__Task description__
Return the whole listing, line for line, without the pictures in it.

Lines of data
#####
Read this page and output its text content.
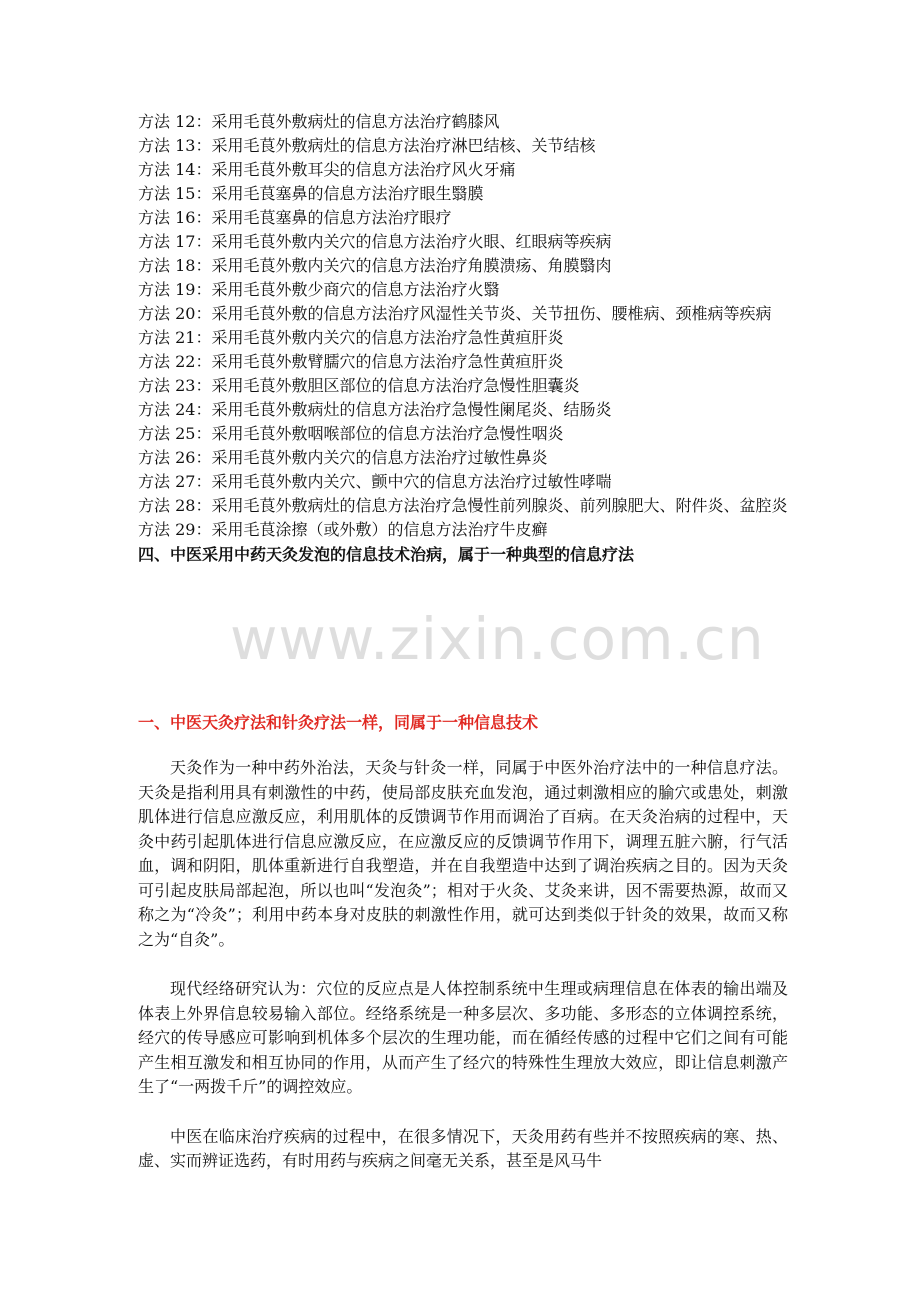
方法 12：采用毛茛外敷病灶的信息方法治疗鹤膝风
方法 13：采用毛茛外敷病灶的信息方法治疗淋巴结核、关节结核
方法 14：采用毛茛外敷耳尖的信息方法治疗风火牙痛
方法 15：采用毛茛塞鼻的信息方法治疗眼生翳膜
方法 16：采用毛茛塞鼻的信息方法治疗眼疗
方法 17：采用毛茛外敷内关穴的信息方法治疗火眼、红眼病等疾病
方法 18：采用毛茛外敷内关穴的信息方法治疗角膜溃疡、角膜翳肉
方法 19：采用毛茛外敷少商穴的信息方法治疗火翳
方法 20：采用毛茛外敷的信息方法治疗风湿性关节炎、关节扭伤、腰椎病、颈椎病等疾病
方法 21：采用毛茛外敷内关穴的信息方法治疗急性黄疸肝炎
方法 22：采用毛茛外敷臂臑穴的信息方法治疗急性黄疸肝炎
方法 23：采用毛茛外敷胆区部位的信息方法治疗急慢性胆囊炎
方法 24：采用毛茛外敷病灶的信息方法治疗急慢性阑尾炎、结肠炎
方法 25：采用毛茛外敷咽喉部位的信息方法治疗急慢性咽炎
方法 26：采用毛茛外敷内关穴的信息方法治疗过敏性鼻炎
方法 27：采用毛茛外敷内关穴、颤中穴的信息方法治疗过敏性哮喘
方法 28：采用毛茛外敷病灶的信息方法治疗急慢性前列腺炎、前列腺肥大、附件炎、盆腔炎
方法 29：采用毛茛涂擦（或外敷）的信息方法治疗牛皮癣

四、中医采用中药天灸发泡的信息技术治病，属于一种典型的信息疗法

www.zixin.com.cn
一、中医天灸疗法和针灸疗法一样，同属于一种信息技术

天灸作为一种中药外治法，天灸与针灸一样，同属于中医外治疗法中的一种信息疗法。天灸是指利用具有刺激性的中药，使局部皮肤充血发泡，通过刺激相应的腧穴或患处，刺激肌体进行信息应激反应，利用肌体的反馈调节作用而调治了百病。在天灸治病的过程中，天灸中药引起肌体进行信息应激反应，在应激反应的反馈调节作用下，调理五脏六腑，行气活血，调和阴阳，肌体重新进行自我塑造，并在自我塑造中达到了调治疾病之目的。因为天灸可引起皮肤局部起泡，所以也叫“发泡灸”；相对于火灸、艾灸来讲，因不需要热源，故而又称之为“冷灸”；利用中药本身对皮肤的刺激性作用，就可达到类似于针灸的效果，故而又称之为“自灸”。

现代经络研究认为：穴位的反应点是人体控制系统中生理或病理信息在体表的输出端及体表上外界信息较易输入部位。经络系统是一种多层次、多功能、多形态的立体调控系统，经穴的传导感应可影响到机体多个层次的生理功能，而在循经传感的过程中它们之间有可能产生相互激发和相互协同的作用，从而产生了经穴的特殊性生理放大效应，即让信息刺激产生了“一两拨千斤”的调控效应。

中医在临床治疗疾病的过程中，在很多情况下，天灸用药有些并不按照疾病的寒、热、虚、实而辨证选药，有时用药与疾病之间毫无关系，甚至是风马牛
#####
__Result of the exercise__
Read this page and output its text content.
方法 12：采用毛茛外敷病灶的信息方法治疗鹤膝风
方法 13：采用毛茛外敷病灶的信息方法治疗淋巴结核、关节结核
方法 14：采用毛茛外敷耳尖的信息方法治疗风火牙痛
方法 15：采用毛茛塞鼻的信息方法治疗眼生翳膜
方法 16：采用毛茛塞鼻的信息方法治疗眼疗
方法 17：采用毛茛外敷内关穴的信息方法治疗火眼、红眼病等疾病
方法 18：采用毛茛外敷内关穴的信息方法治疗角膜溃疡、角膜翳肉
方法 19：采用毛茛外敷少商穴的信息方法治疗火翳
方法 20：采用毛茛外敷的信息方法治疗风湿性关节炎、关节扭伤、腰椎病、颈椎病等疾病
方法 21：采用毛茛外敷内关穴的信息方法治疗急性黄疸肝炎
方法 22：采用毛茛外敷臂臑穴的信息方法治疗急性黄疸肝炎
方法 23：采用毛茛外敷胆区部位的信息方法治疗急慢性胆囊炎
方法 24：采用毛茛外敷病灶的信息方法治疗急慢性阑尾炎、结肠炎
方法 25：采用毛茛外敷咽喉部位的信息方法治疗急慢性咽炎
方法 26：采用毛茛外敷内关穴的信息方法治疗过敏性鼻炎
方法 27：采用毛茛外敷内关穴、颤中穴的信息方法治疗过敏性哮喘
方法 28：采用毛茛外敷病灶的信息方法治疗急慢性前列腺炎、前列腺肥大、附件炎、盆腔炎
方法 29：采用毛茛涂擦（或外敷）的信息方法治疗牛皮癣

四、中医采用中药天灸发泡的信息技术治病，属于一种典型的信息疗法

www.zixin.com.cn
一、中医天灸疗法和针灸疗法一样，同属于一种信息技术

天灸作为一种中药外治法，天灸与针灸一样，同属于中医外治疗法中的一种信息疗法。天灸是指利用具有刺激性的中药，使局部皮肤充血发泡，通过刺激相应的腧穴或患处，刺激肌体进行信息应激反应，利用肌体的反馈调节作用而调治了百病。在天灸治病的过程中，天灸中药引起肌体进行信息应激反应，在应激反应的反馈调节作用下，调理五脏六腑，行气活血，调和阴阳，肌体重新进行自我塑造，并在自我塑造中达到了调治疾病之目的。因为天灸可引起皮肤局部起泡，所以也叫“发泡灸”；相对于火灸、艾灸来讲，因不需要热源，故而又称之为“冷灸”；利用中药本身对皮肤的刺激性作用，就可达到类似于针灸的效果，故而又称之为“自灸”。

现代经络研究认为：穴位的反应点是人体控制系统中生理或病理信息在体表的输出端及体表上外界信息较易输入部位。经络系统是一种多层次、多功能、多形态的立体调控系统，经穴的传导感应可影响到机体多个层次的生理功能，而在循经传感的过程中它们之间有可能产生相互激发和相互协同的作用，从而产生了经穴的特殊性生理放大效应，即让信息刺激产生了“一两拨千斤”的调控效应。

中医在临床治疗疾病的过程中，在很多情况下，天灸用药有些并不按照疾病的寒、热、虚、实而辨证选药，有时用药与疾病之间毫无关系，甚至是风马牛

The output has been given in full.